TASK PROMPT: Copy each line that has the string "подземных" somewhere in it.

DATASET ENTRIES:

━━━━━━━━━━

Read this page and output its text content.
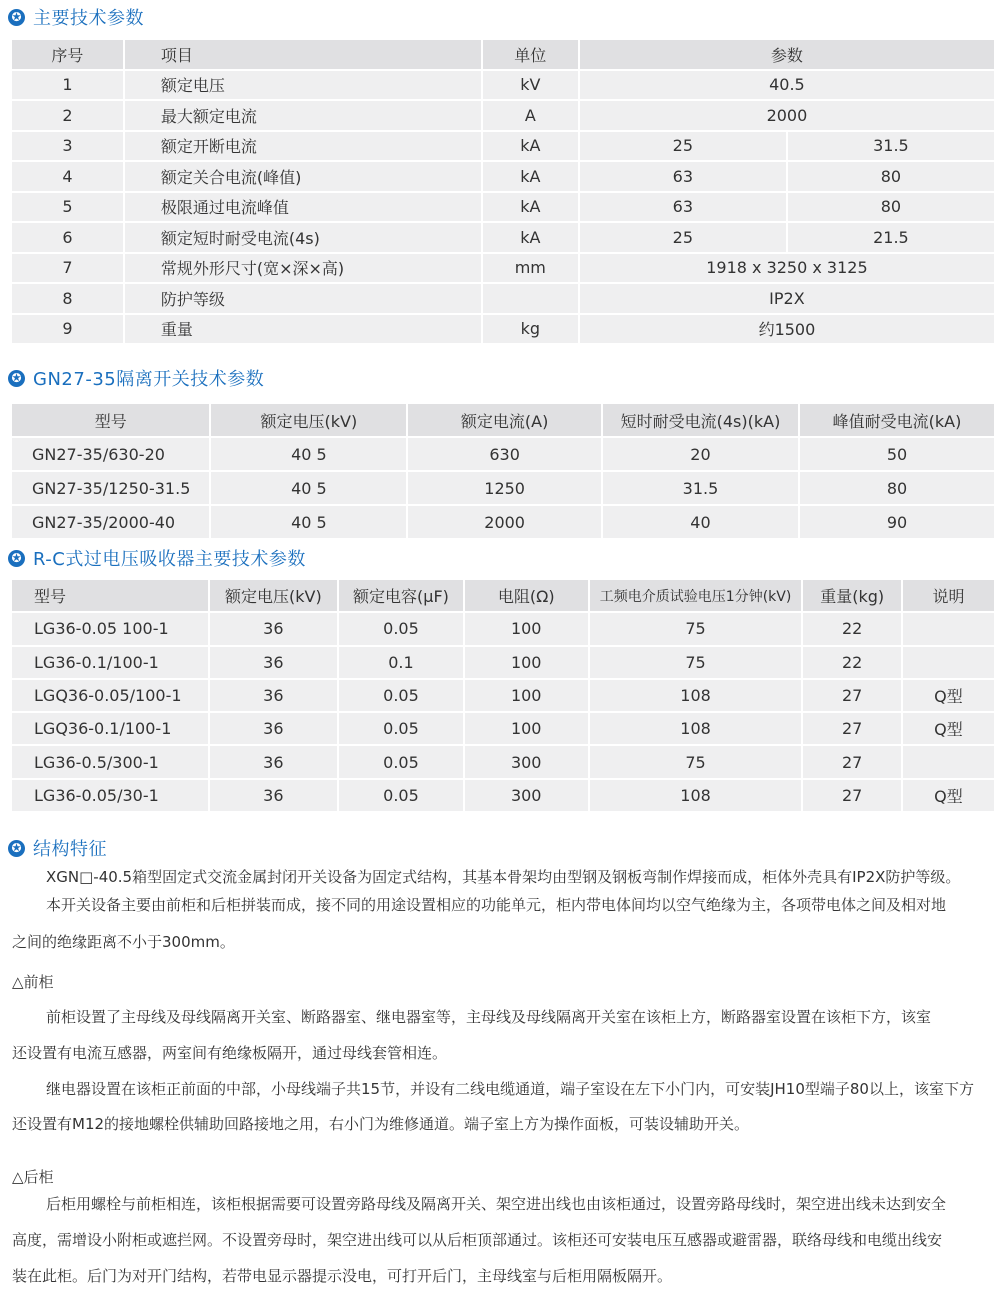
✪ 主要技术参数
序号	项目	单位	参数	
1	额定电压	kV	40.5	
2	最大额定电流	A	2000	
3	额定开断电流	kA	25	31.5
4	额定关合电流(峰值)	kA	63	80
5	极限通过电流峰值	kA	63	80
6	额定短时耐受电流(4s)	kA	25	21.5
7	常规外形尺寸(宽×深×高)	mm	1918 x 3250 x 3125	
8	防护等级		IP2X	
9	重量	kg	约1500	
✪ GN27-35隔离开关技术参数
型号	额定电压(kV)	额定电流(A)	短时耐受电流(4s)(kA)	峰值耐受电流(kA)
GN27-35/630-20	40 5	630	20	50
GN27-35/1250-31.5	40 5	1250	31.5	80
GN27-35/2000-40	40 5	2000	40	90
✪ R-C式过电压吸收器主要技术参数
型号	额定电压(kV)	额定电容(μF)	电阻(Ω)	工频电介质试验电压1分钟(kV)	重量(kg)	说明
LG36-0.05 100-1	36	0.05	100	75	22	
LG36-0.1/100-1	36	0.1	100	75	22	
LGQ36-0.05/100-1	36	0.05	100	108	27	Q型
LGQ36-0.1/100-1	36	0.05	100	108	27	Q型
LG36-0.5/300-1	36	0.05	300	75	27	
LG36-0.05/30-1	36	0.05	300	108	27	Q型
✪ 结构特征
XGN□-40.5箱型固定式交流金属封闭开关设备为固定式结构，其基本骨架均由型钢及钢板弯制作焊接而成，柜体外壳具有IP2X防护等级。
本开关设备主要由前柜和后柜拼装而成，接不同的用途设置相应的功能单元，柜内带电体间均以空气绝缘为主，各项带电体之间及相对地
之间的绝缘距离不小于300mm。
△前柜
前柜设置了主母线及母线隔离开关室、断路器室、继电器室等，主母线及母线隔离开关室在该柜上方，断路器室设置在该柜下方，该室
还设置有电流互感器，两室间有绝缘板隔开，通过母线套管相连。
继电器设置在该柜正前面的中部，小母线端子共15节，并设有二线电缆通道，端子室设在左下小门内，可安装JH10型端子80以上，该室下方
还设置有M12的接地螺栓供辅助回路接地之用，右小门为维修通道。端子室上方为操作面板，可装设辅助开关。
△后柜
后柜用螺栓与前柜相连，该柜根据需要可设置旁路母线及隔离开关、架空进出线也由该柜通过，设置旁路母线时，架空进出线未达到安全
高度，需增设小附柜或遮拦网。不设置旁母时，架空进出线可以从后柜顶部通过。该柜还可安装电压互感器或避雷器，联络母线和电缆出线安
装在此柜。后门为对开门结构，若带电显示器提示没电，可打开后门，主母线室与后柜用隔板隔开。
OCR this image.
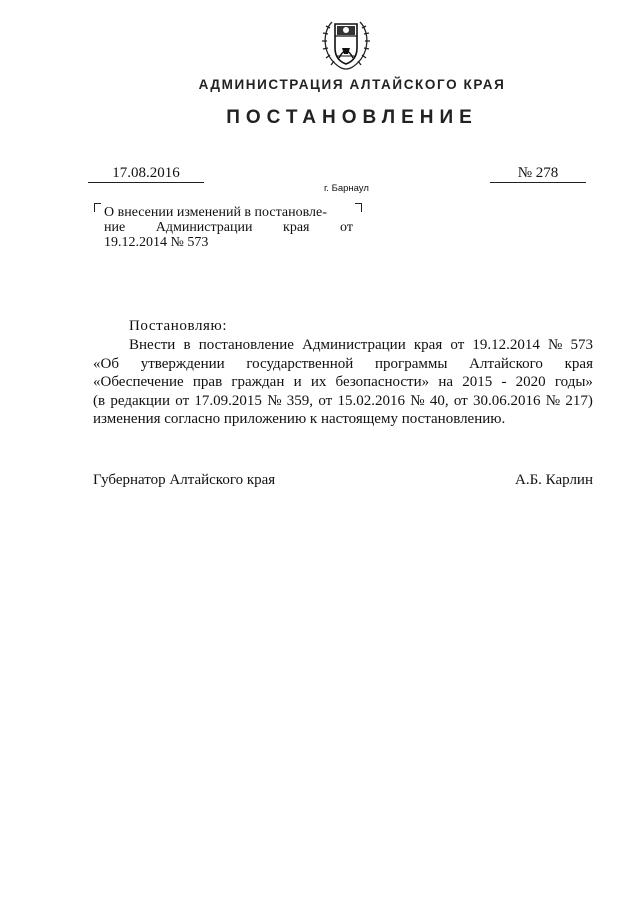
АДМИНИСТРАЦИЯ АЛТАЙСКОГО КРАЯ
ПОСТАНОВЛЕНИЕ
17.08.2016	№ 278
г. Барнаул
О внесении изменений в постановле-
ние Администрации края от
19.12.2014 № 573
Постановляю:
Внести в постановление Администрации края от 19.12.2014 № 573
«Об утверждении государственной программы Алтайского края
«Обеспечение прав граждан и их безопасности» на 2015 - 2020 годы»
(в редакции от 17.09.2015 № 359, от 15.02.2016 № 40, от 30.06.2016 № 217)
изменения согласно приложению к настоящему постановлению.
Губернатор Алтайского края	А.Б. Карлин
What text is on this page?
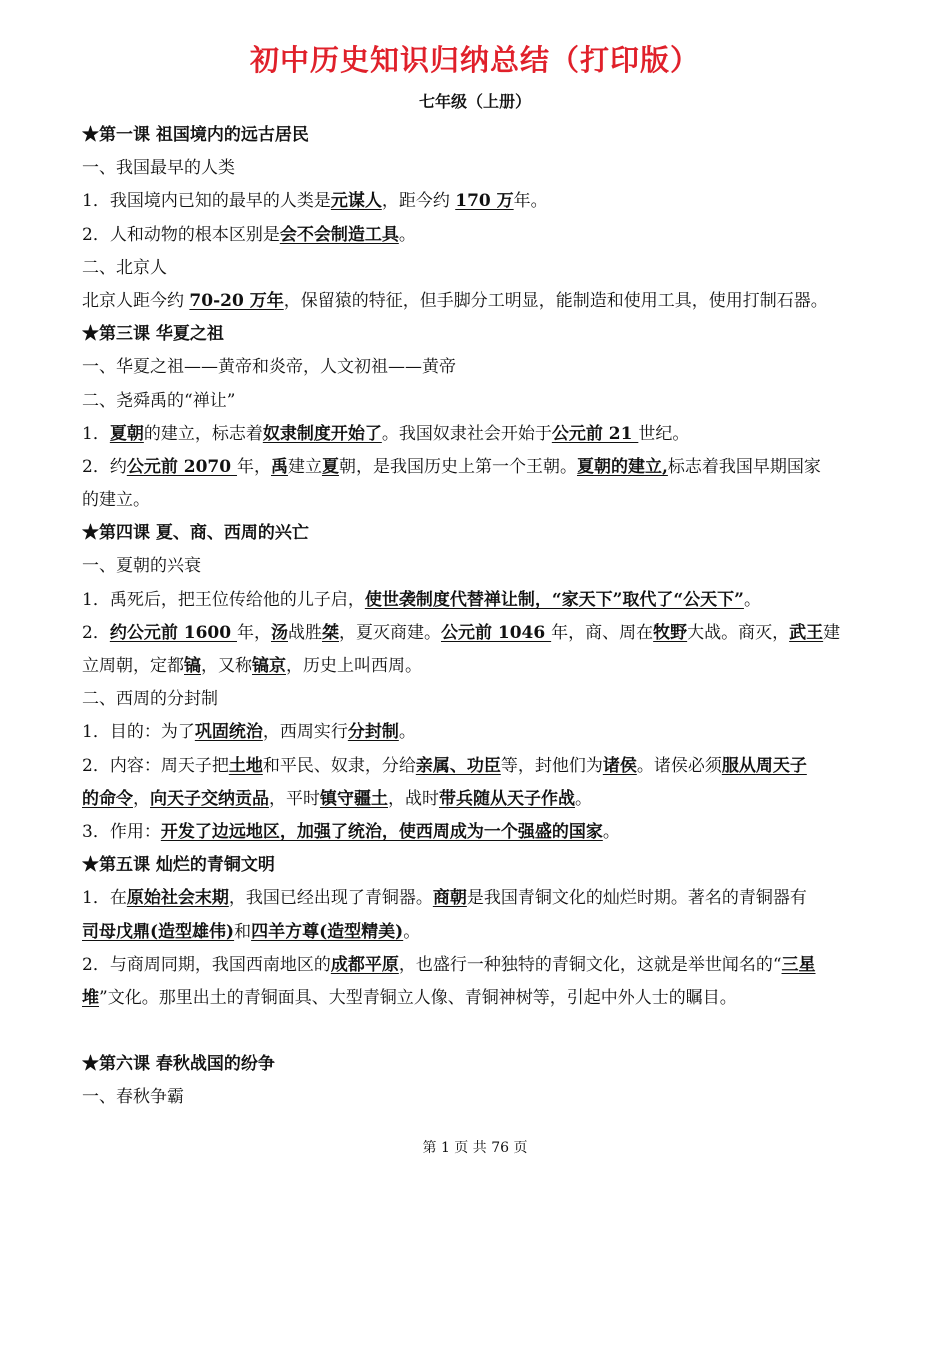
初中历史知识归纳总结（打印版）
七年级（上册）
★第一课 祖国境内的远古居民
一、我国最早的人类
1．我国境内已知的最早的人类是元谋人，距今约 170 万年。
2．人和动物的根本区别是会不会制造工具。
二、北京人
北京人距今约 70-20 万年，保留猿的特征，但手脚分工明显，能制造和使用工具，使用打制石器。
★第三课 华夏之祖
一、华夏之祖——黄帝和炎帝，人文初祖——黄帝
二、尧舜禹的“禅让”
1．夏朝的建立，标志着奴隶制度开始了。我国奴隶社会开始于公元前 21 世纪。
2．约公元前 2070 年，禹建立夏朝，是我国历史上第一个王朝。夏朝的建立,标志着我国早期国家
的建立。
★第四课 夏、商、西周的兴亡
一、夏朝的兴衰
1．禹死后，把王位传给他的儿子启，使世袭制度代替禅让制，“家天下”取代了“公天下”。
2．约公元前 1600 年，汤战胜桀，夏灭商建。公元前 1046 年，商、周在牧野大战。商灭，武王建
立周朝，定都镐，又称镐京，历史上叫西周。
二、西周的分封制
1．目的：为了巩固统治，西周实行分封制。
2．内容：周天子把土地和平民、奴隶，分给亲属、功臣等，封他们为诸侯。诸侯必须服从周天子
的命令，向天子交纳贡品，平时镇守疆土，战时带兵随从天子作战。
3．作用：开发了边远地区，加强了统治，使西周成为一个强盛的国家。
★第五课 灿烂的青铜文明
1．在原始社会末期，我国已经出现了青铜器。商朝是我国青铜文化的灿烂时期。著名的青铜器有
司母戊鼎(造型雄伟)和四羊方尊(造型精美)。
2．与商周同期，我国西南地区的成都平原，也盛行一种独特的青铜文化，这就是举世闻名的“三星
堆”文化。那里出土的青铜面具、大型青铜立人像、青铜神树等，引起中外人士的瞩目。
★第六课 春秋战国的纷争
一、春秋争霸
第 1 页 共 76 页
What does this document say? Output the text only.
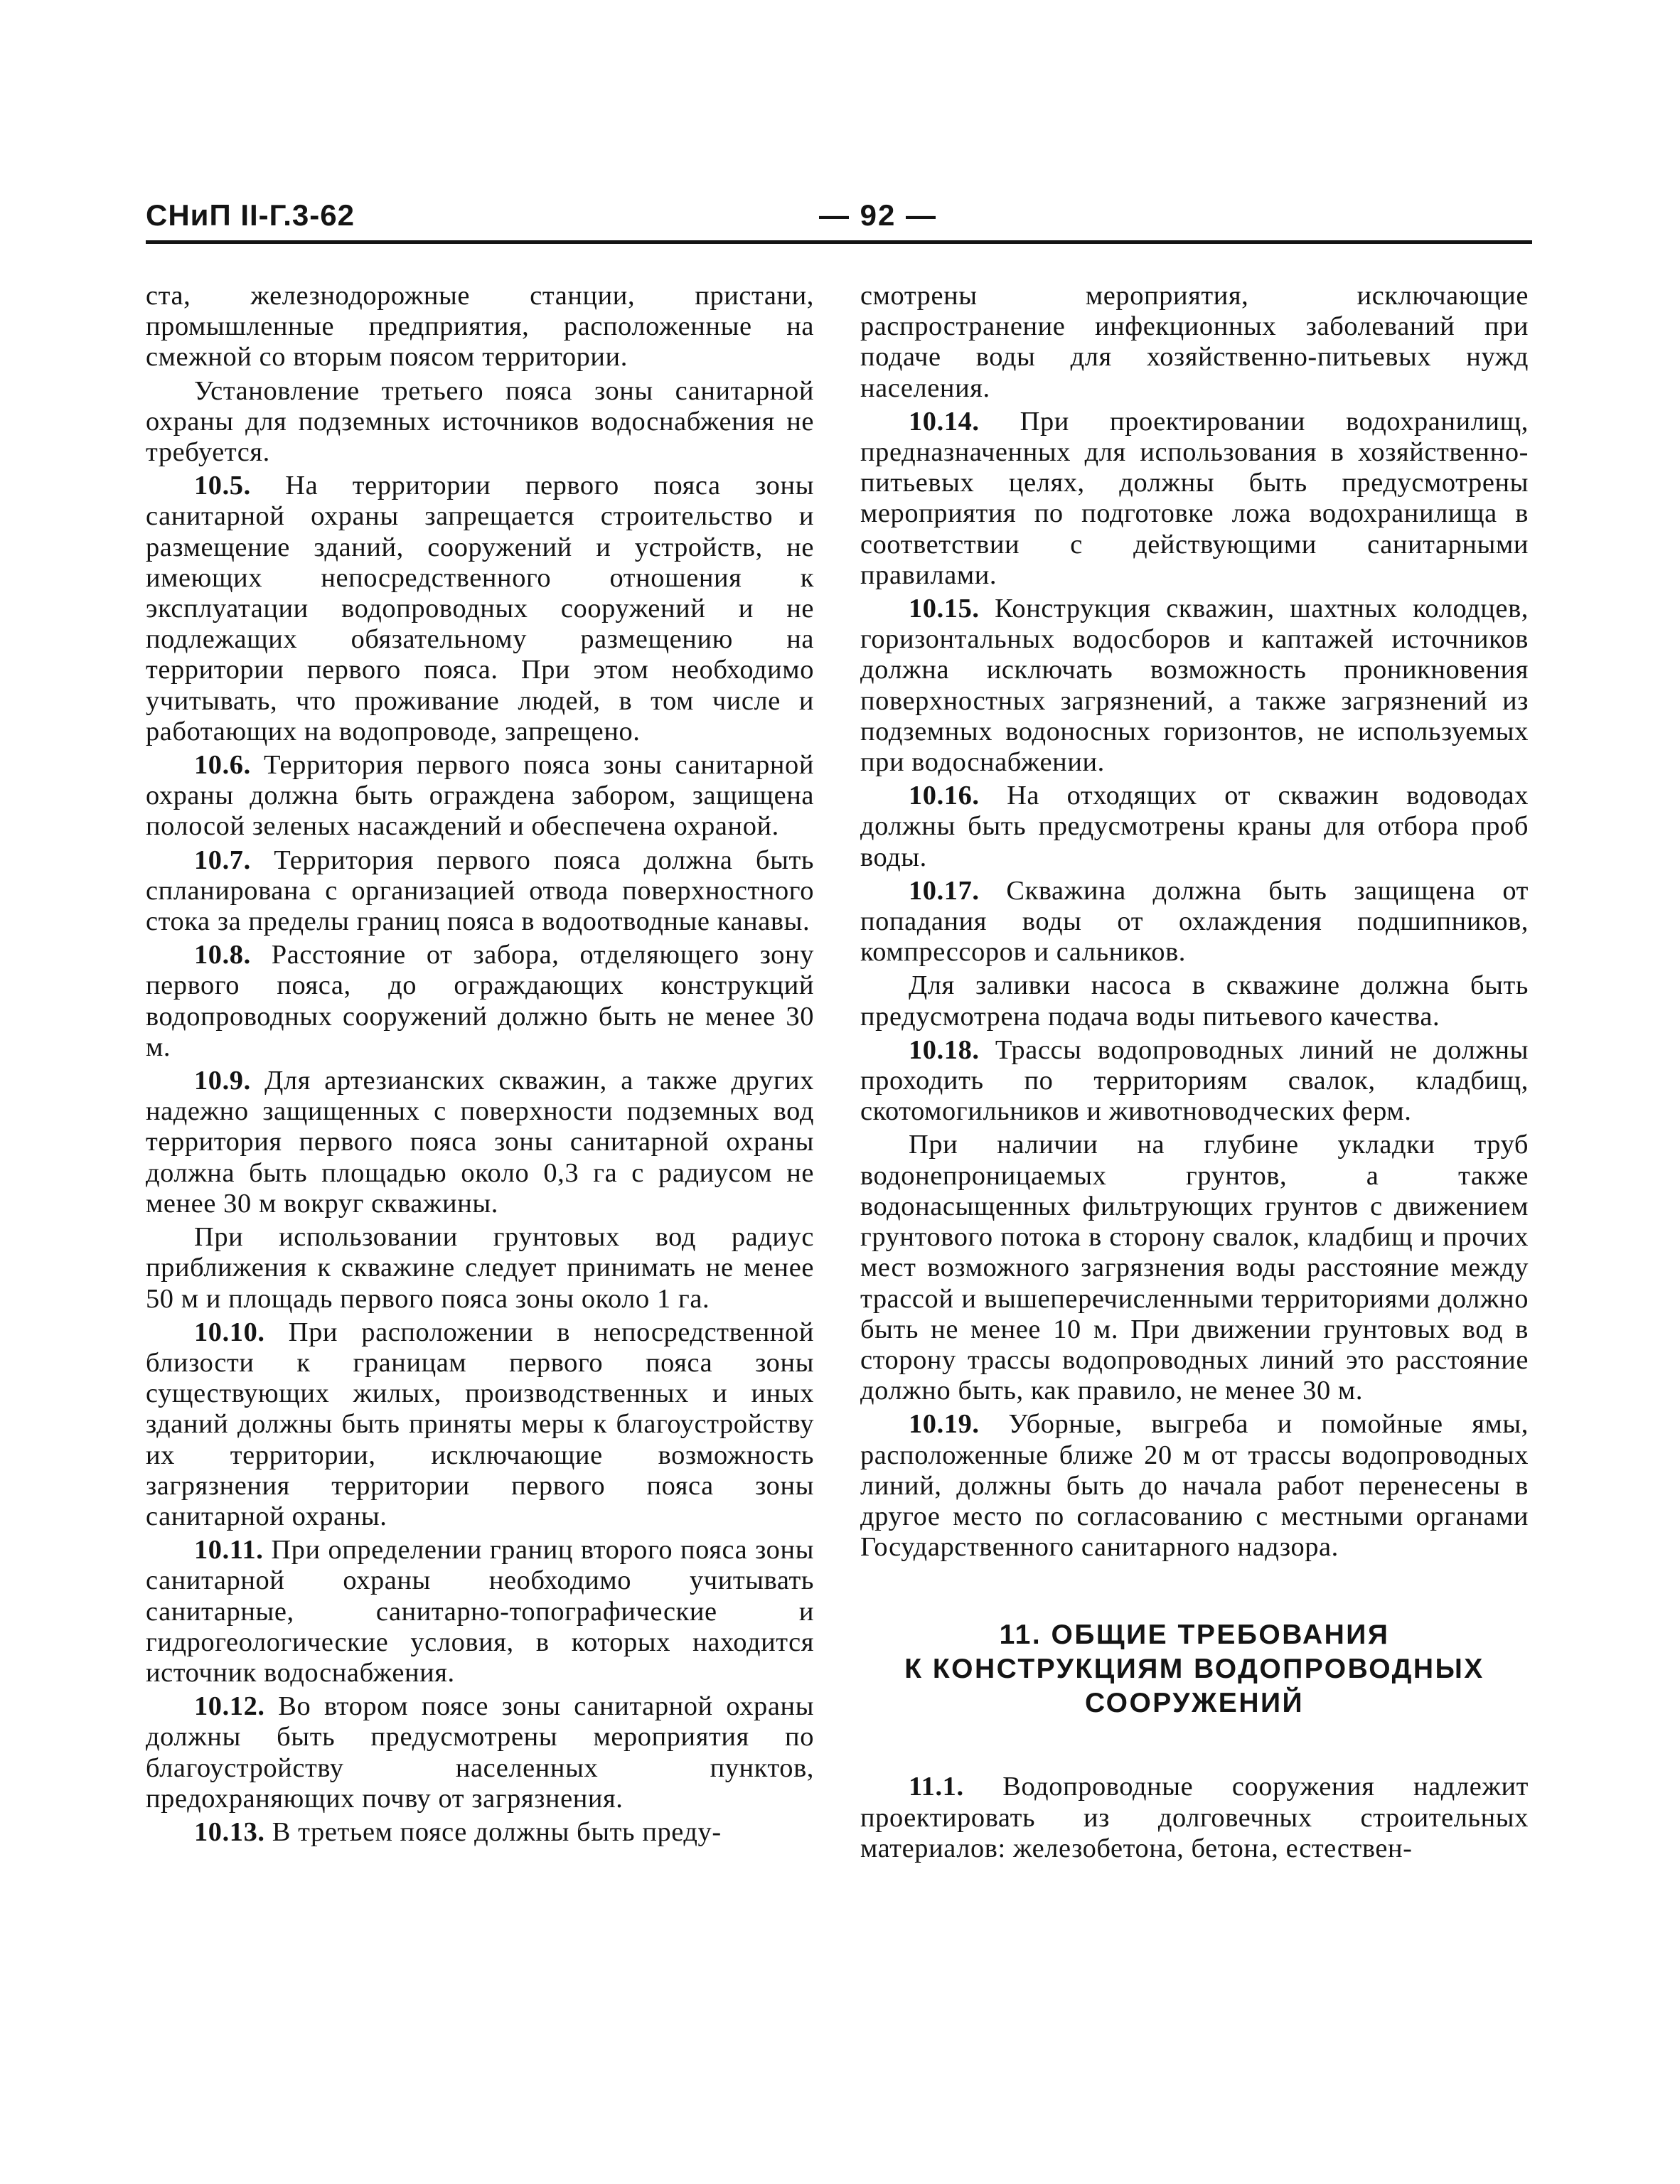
СНиП II-Г.3-62	— 92 —

ста, железнодорожные станции, пристани, промышленные предприятия, расположенные на смежной со вторым поясом территории.

Установление третьего пояса зоны санитарной охраны для подземных источников водоснабжения не требуется.

10.5. На территории первого пояса зоны санитарной охраны запрещается строительство и размещение зданий, сооружений и устройств, не имеющих непосредственного отношения к эксплуатации водопроводных сооружений и не подлежащих обязательному размещению на территории первого пояса. При этом необходимо учитывать, что проживание людей, в том числе и работающих на водопроводе, запрещено.

10.6. Территория первого пояса зоны санитарной охраны должна быть ограждена забором, защищена полосой зеленых насаждений и обеспечена охраной.

10.7. Территория первого пояса должна быть спланирована с организацией отвода поверхностного стока за пределы границ пояса в водоотводные канавы.

10.8. Расстояние от забора, отделяющего зону первого пояса, до ограждающих конструкций водопроводных сооружений должно быть не менее 30 м.

10.9. Для артезианских скважин, а также других надежно защищенных с поверхности подземных вод территория первого пояса зоны санитарной охраны должна быть площадью около 0,3 га с радиусом не менее 30 м вокруг скважины.

При использовании грунтовых вод радиус приближения к скважине следует принимать не менее 50 м и площадь первого пояса зоны около 1 га.

10.10. При расположении в непосредственной близости к границам первого пояса зоны существующих жилых, производственных и иных зданий должны быть приняты меры к благоустройству их территории, исключающие возможность загрязнения территории первого пояса зоны санитарной охраны.

10.11. При определении границ второго пояса зоны санитарной охраны необходимо учитывать санитарные, санитарно-топографические и гидрогеологические условия, в которых находится источник водоснабжения.

10.12. Во втором поясе зоны санитарной охраны должны быть предусмотрены мероприятия по благоустройству населенных пунктов, предохраняющих почву от загрязнения.

10.13. В третьем поясе должны быть преду-

смотрены мероприятия, исключающие распространение инфекционных заболеваний при подаче воды для хозяйственно-питьевых нужд населения.

10.14. При проектировании водохранилищ, предназначенных для использования в хозяйственно-питьевых целях, должны быть предусмотрены мероприятия по подготовке ложа водохранилища в соответствии с действующими санитарными правилами.

10.15. Конструкция скважин, шахтных колодцев, горизонтальных водосборов и каптажей источников должна исключать возможность проникновения поверхностных загрязнений, а также загрязнений из подземных водоносных горизонтов, не используемых при водоснабжении.

10.16. На отходящих от скважин водоводах должны быть предусмотрены краны для отбора проб воды.

10.17. Скважина должна быть защищена от попадания воды от охлаждения подшипников, компрессоров и сальников.

Для заливки насоса в скважине должна быть предусмотрена подача воды питьевого качества.

10.18. Трассы водопроводных линий не должны проходить по территориям свалок, кладбищ, скотомогильников и животноводческих ферм.

При наличии на глубине укладки труб водонепроницаемых грунтов, а также водонасыщенных фильтрующих грунтов с движением грунтового потока в сторону свалок, кладбищ и прочих мест возможного загрязнения воды расстояние между трассой и вышеперечисленными территориями должно быть не менее 10 м. При движении грунтовых вод в сторону трассы водопроводных линий это расстояние должно быть, как правило, не менее 30 м.

10.19. Уборные, выгреба и помойные ямы, расположенные ближе 20 м от трассы водопроводных линий, должны быть до начала работ перенесены в другое место по согласованию с местными органами Государственного санитарного надзора.

11. ОБЩИЕ ТРЕБОВАНИЯ
К КОНСТРУКЦИЯМ ВОДОПРОВОДНЫХ
СООРУЖЕНИЙ

11.1. Водопроводные сооружения надлежит проектировать из долговечных строительных материалов: железобетона, бетона, естествен-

━━━━━━━━━━

ANSWER TO THIS TASK:
Установление третьего пояса зоны санитарной охраны для подземных источников водоснабжения не требуется.
10.9. Для артезианских скважин, а также других надежно защищенных с поверхности подземных вод территория первого пояса зоны санитарной охраны должна быть площадью около 0,3 га с радиусом не менее 30 м вокруг скважины.
10.15. Конструкция скважин, шахтных колодцев, горизонтальных водосборов и каптажей источников должна исключать возможность проникновения поверхностных загрязнений, а также загрязнений из подземных водоносных горизонтов, не используемых при водоснабжении.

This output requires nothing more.